[START OF AVAILABLE DATA]

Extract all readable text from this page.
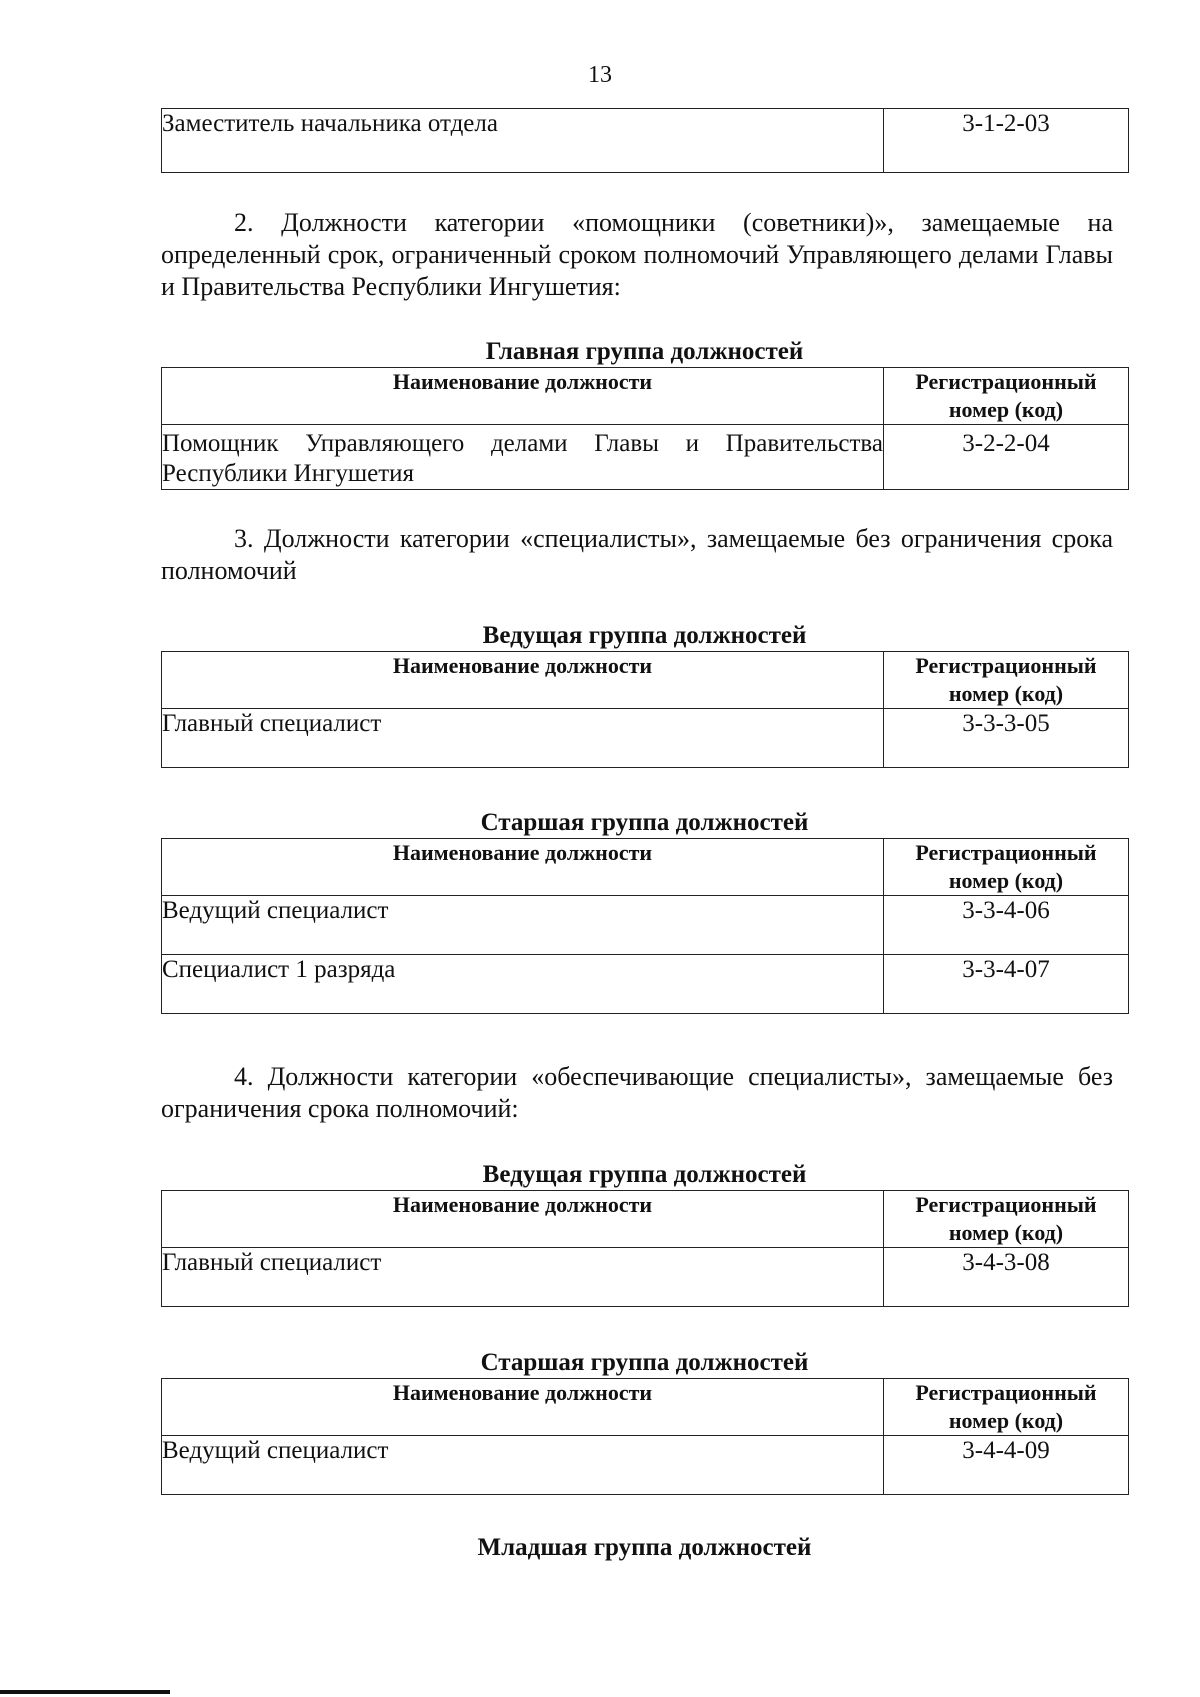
13
Заместитель начальника отдела	3-1-2-03
2. Должности категории «помощники (советники)», замещаемые на определенный срок, ограниченный сроком полномочий Управляющего делами Главы и Правительства Республики Ингушетия:
Главная группа должностей
Наименование должности	Регистрационный номер (код)
Помощник Управляющего делами Главы и Правительства Республики Ингушетия	3-2-2-04
3. Должности категории «специалисты», замещаемые без ограничения срока полномочий
Ведущая группа должностей
Наименование должности	Регистрационный номер (код)
Главный специалист	3-3-3-05
Старшая группа должностей
Наименование должности	Регистрационный номер (код)
Ведущий специалист	3-3-4-06
Специалист 1 разряда	3-3-4-07
4. Должности категории «обеспечивающие специалисты», замещаемые без ограничения срока полномочий:
Ведущая группа должностей
Наименование должности	Регистрационный номер (код)
Главный специалист	3-4-3-08
Старшая группа должностей
Наименование должности	Регистрационный номер (код)
Ведущий специалист	3-4-4-09
Младшая группа должностей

[END OF AVAILABLE DATA]

### TASK INSTRUCTIONS
Nothing in the entries should change as you copy them, except that the pictures are left out.

### COMPLETE ANSWER
Extract all readable text from this page.
13
Заместитель начальника отдела	3-1-2-03
2. Должности категории «помощники (советники)», замещаемые на определенный срок, ограниченный сроком полномочий Управляющего делами Главы и Правительства Республики Ингушетия:
Главная группа должностей
Наименование должности	Регистрационный номер (код)
Помощник Управляющего делами Главы и Правительства Республики Ингушетия	3-2-2-04
3. Должности категории «специалисты», замещаемые без ограничения срока полномочий
Ведущая группа должностей
Наименование должности	Регистрационный номер (код)
Главный специалист	3-3-3-05
Старшая группа должностей
Наименование должности	Регистрационный номер (код)
Ведущий специалист	3-3-4-06
Специалист 1 разряда	3-3-4-07
4. Должности категории «обеспечивающие специалисты», замещаемые без ограничения срока полномочий:
Ведущая группа должностей
Наименование должности	Регистрационный номер (код)
Главный специалист	3-4-3-08
Старшая группа должностей
Наименование должности	Регистрационный номер (код)
Ведущий специалист	3-4-4-09
Младшая группа должностей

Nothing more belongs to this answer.